Go through the entries below and collect each line with the string "title" in it.

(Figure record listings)
◆ ◆ ◆ ◆

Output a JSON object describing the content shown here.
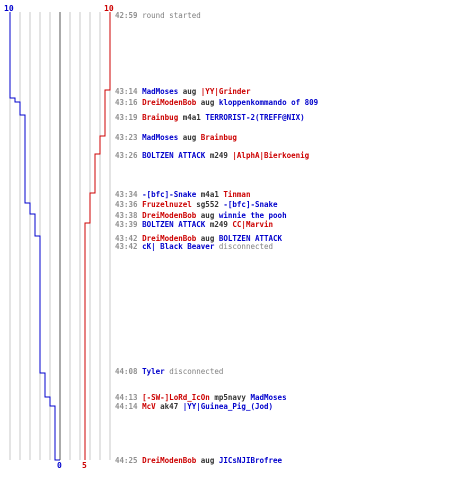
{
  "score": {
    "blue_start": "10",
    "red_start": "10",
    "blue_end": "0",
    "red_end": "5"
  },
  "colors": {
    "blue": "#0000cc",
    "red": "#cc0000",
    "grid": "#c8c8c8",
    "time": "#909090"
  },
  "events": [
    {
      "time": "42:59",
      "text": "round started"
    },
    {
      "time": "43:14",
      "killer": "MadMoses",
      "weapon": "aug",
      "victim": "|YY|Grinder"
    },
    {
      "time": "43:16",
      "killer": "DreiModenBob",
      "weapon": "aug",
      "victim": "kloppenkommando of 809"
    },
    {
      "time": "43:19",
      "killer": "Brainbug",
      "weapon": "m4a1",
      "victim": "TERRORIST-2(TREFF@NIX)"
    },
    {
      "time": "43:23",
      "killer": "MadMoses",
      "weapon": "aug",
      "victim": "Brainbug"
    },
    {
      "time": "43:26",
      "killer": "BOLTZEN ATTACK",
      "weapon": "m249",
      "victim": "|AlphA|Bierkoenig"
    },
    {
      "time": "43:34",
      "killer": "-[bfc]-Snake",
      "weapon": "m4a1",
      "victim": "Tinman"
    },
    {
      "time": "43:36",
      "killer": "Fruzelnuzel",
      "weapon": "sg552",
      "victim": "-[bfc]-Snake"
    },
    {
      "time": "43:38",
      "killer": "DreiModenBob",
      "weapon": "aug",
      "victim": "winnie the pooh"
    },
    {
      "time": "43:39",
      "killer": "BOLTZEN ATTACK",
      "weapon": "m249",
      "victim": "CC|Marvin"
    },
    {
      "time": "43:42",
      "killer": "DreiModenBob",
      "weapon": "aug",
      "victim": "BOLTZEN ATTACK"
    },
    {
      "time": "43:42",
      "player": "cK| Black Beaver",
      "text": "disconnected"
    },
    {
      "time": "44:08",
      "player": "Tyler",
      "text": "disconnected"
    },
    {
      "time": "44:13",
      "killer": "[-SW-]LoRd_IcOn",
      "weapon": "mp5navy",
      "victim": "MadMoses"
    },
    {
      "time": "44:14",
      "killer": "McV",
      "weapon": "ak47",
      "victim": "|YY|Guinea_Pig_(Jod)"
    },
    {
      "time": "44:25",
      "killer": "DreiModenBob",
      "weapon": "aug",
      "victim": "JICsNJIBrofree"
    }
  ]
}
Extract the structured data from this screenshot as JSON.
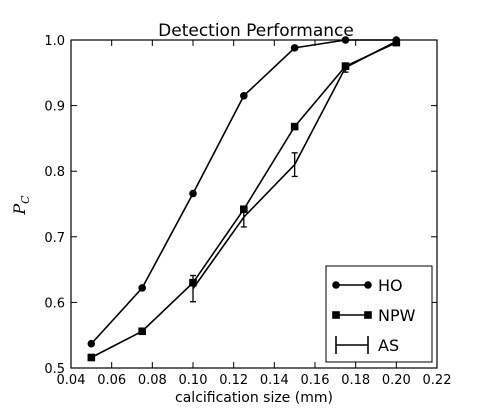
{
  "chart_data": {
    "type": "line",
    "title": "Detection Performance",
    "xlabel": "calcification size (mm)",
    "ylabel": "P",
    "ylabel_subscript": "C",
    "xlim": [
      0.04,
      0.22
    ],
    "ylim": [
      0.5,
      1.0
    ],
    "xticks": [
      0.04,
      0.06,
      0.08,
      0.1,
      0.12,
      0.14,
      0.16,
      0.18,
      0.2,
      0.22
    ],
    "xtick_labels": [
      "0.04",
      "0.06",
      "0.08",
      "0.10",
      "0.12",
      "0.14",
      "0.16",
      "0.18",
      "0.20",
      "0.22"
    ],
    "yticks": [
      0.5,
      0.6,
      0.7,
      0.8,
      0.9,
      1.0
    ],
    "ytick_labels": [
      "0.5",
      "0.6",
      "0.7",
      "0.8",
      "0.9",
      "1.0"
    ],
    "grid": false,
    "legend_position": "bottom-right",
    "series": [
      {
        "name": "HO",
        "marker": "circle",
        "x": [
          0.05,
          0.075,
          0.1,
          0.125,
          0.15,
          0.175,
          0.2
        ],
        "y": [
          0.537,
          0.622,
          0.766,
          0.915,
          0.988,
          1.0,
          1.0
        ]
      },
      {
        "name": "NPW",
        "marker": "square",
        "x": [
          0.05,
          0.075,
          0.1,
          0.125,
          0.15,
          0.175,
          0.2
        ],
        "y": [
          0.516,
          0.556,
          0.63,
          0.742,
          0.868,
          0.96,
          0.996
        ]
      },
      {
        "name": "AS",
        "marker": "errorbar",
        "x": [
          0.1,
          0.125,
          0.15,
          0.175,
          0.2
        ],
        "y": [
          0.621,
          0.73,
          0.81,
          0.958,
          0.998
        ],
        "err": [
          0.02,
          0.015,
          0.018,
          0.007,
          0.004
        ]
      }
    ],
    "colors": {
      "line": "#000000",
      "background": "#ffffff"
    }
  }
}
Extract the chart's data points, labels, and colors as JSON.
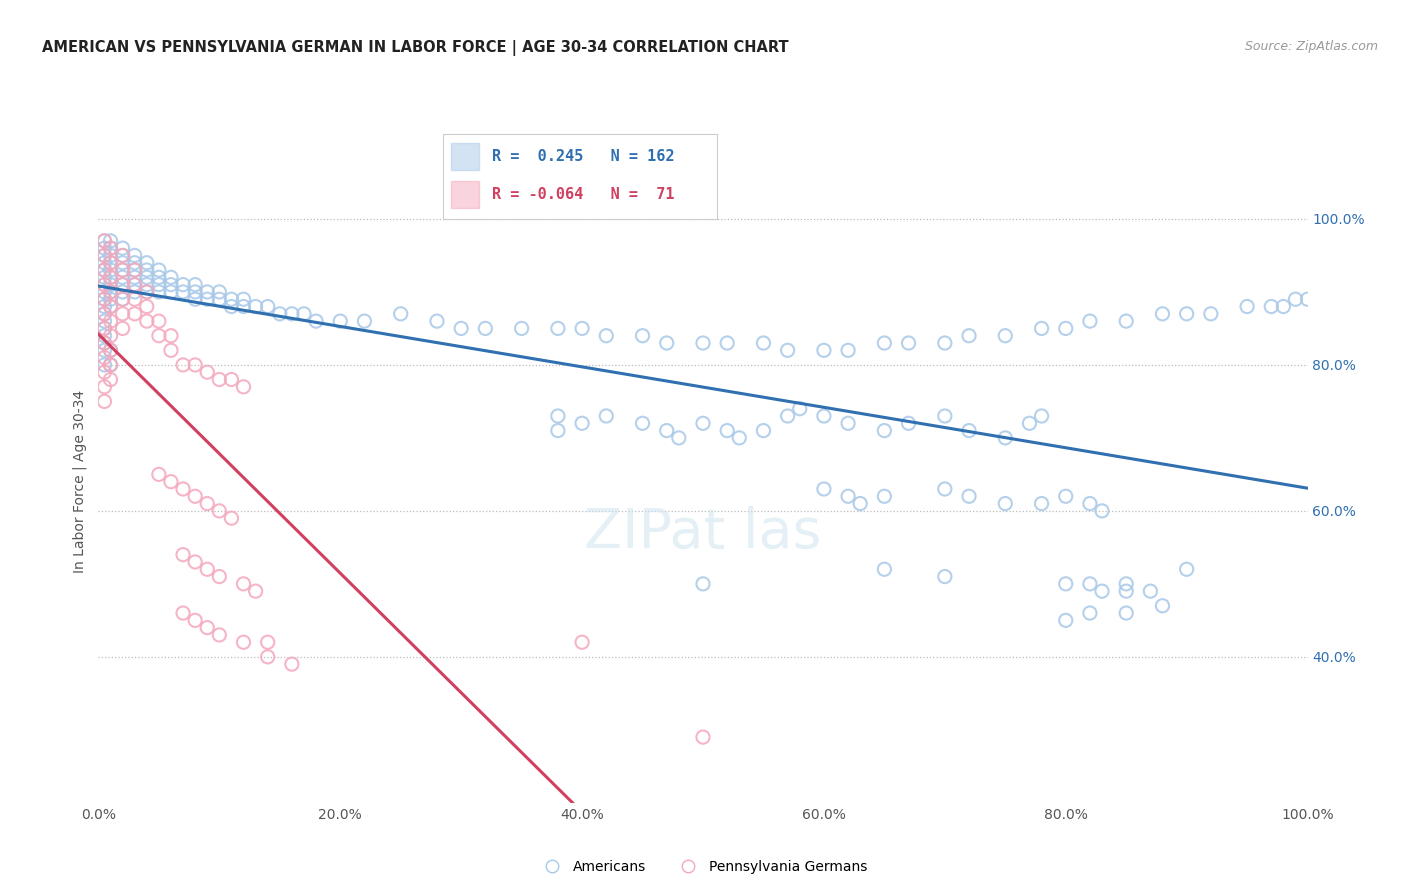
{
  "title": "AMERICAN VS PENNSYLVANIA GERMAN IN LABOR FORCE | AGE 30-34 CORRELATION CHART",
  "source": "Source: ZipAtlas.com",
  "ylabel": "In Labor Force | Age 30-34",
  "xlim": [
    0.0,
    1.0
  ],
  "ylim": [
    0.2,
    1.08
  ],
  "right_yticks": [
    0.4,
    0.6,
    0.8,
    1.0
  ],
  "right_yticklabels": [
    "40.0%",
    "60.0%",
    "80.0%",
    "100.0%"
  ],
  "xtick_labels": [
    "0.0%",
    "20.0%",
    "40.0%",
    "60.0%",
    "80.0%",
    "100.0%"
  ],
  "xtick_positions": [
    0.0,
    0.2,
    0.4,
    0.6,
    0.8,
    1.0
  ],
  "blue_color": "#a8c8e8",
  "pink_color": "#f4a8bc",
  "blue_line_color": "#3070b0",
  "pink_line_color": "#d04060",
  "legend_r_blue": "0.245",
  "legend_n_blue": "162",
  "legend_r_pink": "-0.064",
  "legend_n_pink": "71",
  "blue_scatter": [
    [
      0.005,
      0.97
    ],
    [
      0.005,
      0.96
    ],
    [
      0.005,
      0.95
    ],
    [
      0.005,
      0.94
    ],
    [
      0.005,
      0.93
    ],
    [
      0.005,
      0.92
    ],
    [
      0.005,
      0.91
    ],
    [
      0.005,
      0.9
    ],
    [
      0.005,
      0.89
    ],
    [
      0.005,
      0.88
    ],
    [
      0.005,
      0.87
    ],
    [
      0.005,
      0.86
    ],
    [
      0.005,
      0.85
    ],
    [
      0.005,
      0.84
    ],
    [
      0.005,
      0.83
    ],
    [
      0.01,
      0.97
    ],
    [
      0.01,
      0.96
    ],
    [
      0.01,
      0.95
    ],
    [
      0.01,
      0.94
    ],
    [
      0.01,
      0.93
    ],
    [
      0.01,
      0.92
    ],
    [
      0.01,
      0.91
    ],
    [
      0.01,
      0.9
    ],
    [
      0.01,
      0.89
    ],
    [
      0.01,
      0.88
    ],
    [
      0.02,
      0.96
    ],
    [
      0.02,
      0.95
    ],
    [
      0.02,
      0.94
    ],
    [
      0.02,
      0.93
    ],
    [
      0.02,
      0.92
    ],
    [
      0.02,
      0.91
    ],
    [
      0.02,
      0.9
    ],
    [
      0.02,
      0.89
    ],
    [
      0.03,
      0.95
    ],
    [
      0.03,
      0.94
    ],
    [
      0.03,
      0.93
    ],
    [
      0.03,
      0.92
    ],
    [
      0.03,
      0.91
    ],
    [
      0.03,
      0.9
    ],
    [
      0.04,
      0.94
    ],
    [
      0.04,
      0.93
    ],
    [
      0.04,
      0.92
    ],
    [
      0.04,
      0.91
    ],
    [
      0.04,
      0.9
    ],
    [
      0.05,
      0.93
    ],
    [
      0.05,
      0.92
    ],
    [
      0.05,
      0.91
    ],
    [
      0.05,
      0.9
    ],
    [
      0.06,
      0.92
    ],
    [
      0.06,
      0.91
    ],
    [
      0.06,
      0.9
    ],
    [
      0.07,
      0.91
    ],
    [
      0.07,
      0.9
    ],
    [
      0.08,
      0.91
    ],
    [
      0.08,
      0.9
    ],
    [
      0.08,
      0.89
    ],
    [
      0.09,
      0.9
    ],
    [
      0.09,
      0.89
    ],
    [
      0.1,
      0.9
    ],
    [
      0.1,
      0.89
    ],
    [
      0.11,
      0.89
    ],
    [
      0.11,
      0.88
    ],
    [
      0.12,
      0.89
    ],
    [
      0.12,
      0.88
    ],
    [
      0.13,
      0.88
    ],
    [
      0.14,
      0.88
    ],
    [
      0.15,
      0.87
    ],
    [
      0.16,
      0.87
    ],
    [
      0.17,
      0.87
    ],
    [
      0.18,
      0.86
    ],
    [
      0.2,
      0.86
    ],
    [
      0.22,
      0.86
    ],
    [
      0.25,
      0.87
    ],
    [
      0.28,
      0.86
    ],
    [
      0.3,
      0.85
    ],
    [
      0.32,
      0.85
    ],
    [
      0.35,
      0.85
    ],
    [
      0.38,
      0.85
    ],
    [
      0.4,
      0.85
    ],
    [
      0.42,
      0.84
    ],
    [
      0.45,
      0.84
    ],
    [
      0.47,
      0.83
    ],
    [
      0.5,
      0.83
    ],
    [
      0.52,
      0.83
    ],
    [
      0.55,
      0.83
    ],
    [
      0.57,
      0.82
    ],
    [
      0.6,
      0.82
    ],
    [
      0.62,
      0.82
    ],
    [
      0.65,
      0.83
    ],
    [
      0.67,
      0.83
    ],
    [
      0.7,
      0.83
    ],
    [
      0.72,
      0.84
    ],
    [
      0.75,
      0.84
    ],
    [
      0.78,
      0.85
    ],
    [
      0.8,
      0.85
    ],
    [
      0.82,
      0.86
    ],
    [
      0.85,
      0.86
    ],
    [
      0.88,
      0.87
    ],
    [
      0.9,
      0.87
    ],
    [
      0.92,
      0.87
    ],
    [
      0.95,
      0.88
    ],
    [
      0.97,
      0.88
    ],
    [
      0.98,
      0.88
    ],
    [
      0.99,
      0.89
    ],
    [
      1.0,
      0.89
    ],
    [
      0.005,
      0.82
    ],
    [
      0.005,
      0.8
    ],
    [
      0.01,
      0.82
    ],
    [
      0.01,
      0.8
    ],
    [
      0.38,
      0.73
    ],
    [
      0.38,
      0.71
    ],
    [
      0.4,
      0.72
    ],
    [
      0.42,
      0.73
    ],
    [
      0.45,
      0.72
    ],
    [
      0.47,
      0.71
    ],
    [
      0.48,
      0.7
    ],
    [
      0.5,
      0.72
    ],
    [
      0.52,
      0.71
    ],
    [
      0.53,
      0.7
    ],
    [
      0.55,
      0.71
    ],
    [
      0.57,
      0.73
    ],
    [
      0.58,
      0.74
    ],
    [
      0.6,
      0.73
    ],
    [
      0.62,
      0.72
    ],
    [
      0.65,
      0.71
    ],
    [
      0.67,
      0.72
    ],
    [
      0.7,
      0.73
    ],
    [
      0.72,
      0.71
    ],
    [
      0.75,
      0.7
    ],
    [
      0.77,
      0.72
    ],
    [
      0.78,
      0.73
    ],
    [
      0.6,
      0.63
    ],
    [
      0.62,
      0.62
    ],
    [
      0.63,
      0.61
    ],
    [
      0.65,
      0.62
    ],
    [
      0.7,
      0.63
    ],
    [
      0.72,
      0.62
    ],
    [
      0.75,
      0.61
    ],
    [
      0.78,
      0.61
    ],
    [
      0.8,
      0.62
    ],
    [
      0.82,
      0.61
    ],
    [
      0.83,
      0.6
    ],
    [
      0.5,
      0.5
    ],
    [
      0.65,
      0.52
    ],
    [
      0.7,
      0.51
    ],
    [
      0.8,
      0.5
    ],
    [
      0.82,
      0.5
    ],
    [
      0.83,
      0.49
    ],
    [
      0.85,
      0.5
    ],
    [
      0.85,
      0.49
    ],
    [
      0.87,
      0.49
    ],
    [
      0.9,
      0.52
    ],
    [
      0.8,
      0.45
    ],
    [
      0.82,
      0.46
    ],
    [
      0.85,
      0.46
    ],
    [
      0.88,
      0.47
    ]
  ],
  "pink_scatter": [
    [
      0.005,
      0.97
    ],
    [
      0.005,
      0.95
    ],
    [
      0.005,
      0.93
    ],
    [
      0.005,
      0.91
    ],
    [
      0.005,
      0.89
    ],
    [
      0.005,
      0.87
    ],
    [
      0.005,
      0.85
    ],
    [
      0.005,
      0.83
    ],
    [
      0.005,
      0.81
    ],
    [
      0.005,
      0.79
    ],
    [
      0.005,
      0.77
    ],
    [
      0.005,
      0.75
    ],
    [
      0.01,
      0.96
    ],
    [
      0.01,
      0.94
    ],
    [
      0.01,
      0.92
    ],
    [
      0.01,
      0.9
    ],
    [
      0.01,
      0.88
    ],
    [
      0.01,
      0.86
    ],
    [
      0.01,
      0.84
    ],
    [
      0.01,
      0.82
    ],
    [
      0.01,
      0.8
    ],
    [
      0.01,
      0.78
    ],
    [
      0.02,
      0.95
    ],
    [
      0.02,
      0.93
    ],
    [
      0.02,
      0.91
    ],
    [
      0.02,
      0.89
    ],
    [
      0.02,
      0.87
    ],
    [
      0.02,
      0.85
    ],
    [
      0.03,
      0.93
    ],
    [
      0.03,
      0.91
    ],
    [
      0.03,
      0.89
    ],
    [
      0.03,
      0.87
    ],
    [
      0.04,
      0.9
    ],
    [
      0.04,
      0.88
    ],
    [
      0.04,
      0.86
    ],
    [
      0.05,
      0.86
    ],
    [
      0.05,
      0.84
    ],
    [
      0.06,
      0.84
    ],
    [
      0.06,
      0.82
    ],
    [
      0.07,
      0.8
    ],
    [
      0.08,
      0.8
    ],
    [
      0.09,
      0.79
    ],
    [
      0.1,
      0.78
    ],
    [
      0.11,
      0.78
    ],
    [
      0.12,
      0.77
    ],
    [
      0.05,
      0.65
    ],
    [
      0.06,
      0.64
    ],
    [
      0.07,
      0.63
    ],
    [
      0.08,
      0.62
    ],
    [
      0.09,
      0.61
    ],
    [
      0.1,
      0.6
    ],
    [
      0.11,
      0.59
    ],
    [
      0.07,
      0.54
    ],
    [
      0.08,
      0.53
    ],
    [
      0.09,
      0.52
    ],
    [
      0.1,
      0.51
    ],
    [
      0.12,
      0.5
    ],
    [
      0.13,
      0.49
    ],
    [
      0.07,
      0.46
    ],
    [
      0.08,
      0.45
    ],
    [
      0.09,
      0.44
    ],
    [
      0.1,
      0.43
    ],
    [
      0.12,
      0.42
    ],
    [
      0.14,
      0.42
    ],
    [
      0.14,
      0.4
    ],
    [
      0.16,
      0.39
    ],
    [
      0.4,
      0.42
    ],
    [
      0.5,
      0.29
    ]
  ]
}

◆ ◆ ◆ ◆

**Answer to this problem:**
    "title": "Detection Performance",
  "title": "AMERICAN VS PENNSYLVANIA GERMAN IN LABOR FORCE | AGE 30-34 CORRELATION CHART",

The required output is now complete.